Task directions - Copy every line that holds "this".

Material for the task -

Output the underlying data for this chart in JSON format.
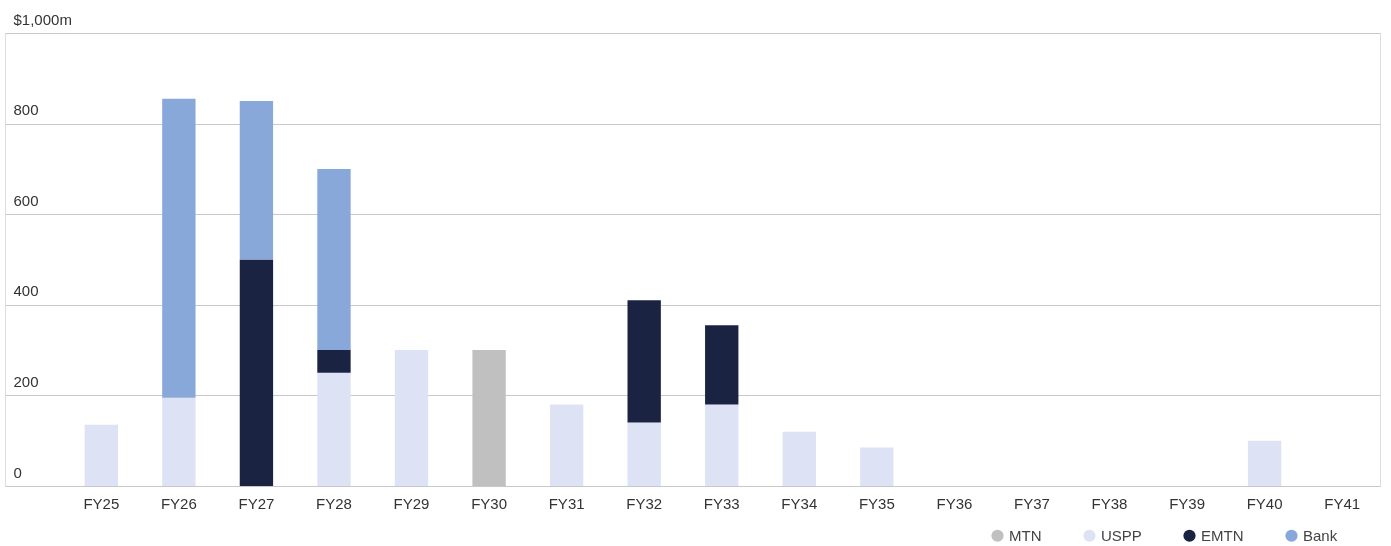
{
  "chart_data": {
    "type": "bar",
    "stacked": true,
    "categories": [
      "FY25",
      "FY26",
      "FY27",
      "FY28",
      "FY29",
      "FY30",
      "FY31",
      "FY32",
      "FY33",
      "FY34",
      "FY35",
      "FY36",
      "FY37",
      "FY38",
      "FY39",
      "FY40",
      "FY41"
    ],
    "series": [
      {
        "name": "MTN",
        "color": "#c0c0c0",
        "values": [
          0,
          0,
          0,
          0,
          0,
          300,
          0,
          0,
          0,
          0,
          0,
          0,
          0,
          0,
          0,
          0,
          0
        ]
      },
      {
        "name": "USPP",
        "color": "#dde3f4",
        "values": [
          135,
          195,
          0,
          250,
          300,
          0,
          180,
          140,
          180,
          120,
          85,
          0,
          0,
          0,
          0,
          100,
          0
        ]
      },
      {
        "name": "EMTN",
        "color": "#1a2442",
        "values": [
          0,
          0,
          500,
          50,
          0,
          0,
          0,
          270,
          175,
          0,
          0,
          0,
          0,
          0,
          0,
          0,
          0
        ]
      },
      {
        "name": "Bank",
        "color": "#87a8d9",
        "values": [
          0,
          660,
          350,
          400,
          0,
          0,
          0,
          0,
          0,
          0,
          0,
          0,
          0,
          0,
          0,
          0,
          0
        ]
      }
    ],
    "ylim": [
      0,
      1000
    ],
    "yticks": [
      0,
      200,
      400,
      600,
      800,
      {
        "value": 1000,
        "label": "$1,000m"
      }
    ],
    "grid": "y",
    "legend": "bottom right"
  }
}
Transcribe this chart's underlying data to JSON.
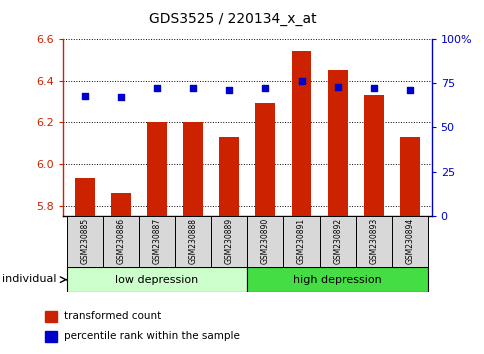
{
  "title": "GDS3525 / 220134_x_at",
  "samples": [
    "GSM230885",
    "GSM230886",
    "GSM230887",
    "GSM230888",
    "GSM230889",
    "GSM230890",
    "GSM230891",
    "GSM230892",
    "GSM230893",
    "GSM230894"
  ],
  "bar_values": [
    5.93,
    5.86,
    6.2,
    6.2,
    6.13,
    6.29,
    6.54,
    6.45,
    6.33,
    6.13
  ],
  "percentile_values": [
    68,
    67,
    72,
    72,
    71,
    72,
    76,
    73,
    72,
    71
  ],
  "ylim_left": [
    5.75,
    6.6
  ],
  "ylim_right": [
    0,
    100
  ],
  "yticks_left": [
    5.8,
    6.0,
    6.2,
    6.4,
    6.6
  ],
  "yticks_right": [
    0,
    25,
    50,
    75,
    100
  ],
  "ytick_labels_right": [
    "0",
    "25",
    "50",
    "75",
    "100%"
  ],
  "bar_color": "#cc2200",
  "dot_color": "#0000cc",
  "group1_label": "low depression",
  "group2_label": "high depression",
  "group1_color": "#ccffcc",
  "group2_color": "#44dd44",
  "group1_indices": [
    0,
    1,
    2,
    3,
    4
  ],
  "group2_indices": [
    5,
    6,
    7,
    8,
    9
  ],
  "legend_bar_label": "transformed count",
  "legend_dot_label": "percentile rank within the sample",
  "individual_label": "individual",
  "bar_width": 0.55,
  "base_value": 5.75
}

Result of the task -
Output the underlying data for this chart in JSON format.
Transcribe this chart's underlying data to JSON.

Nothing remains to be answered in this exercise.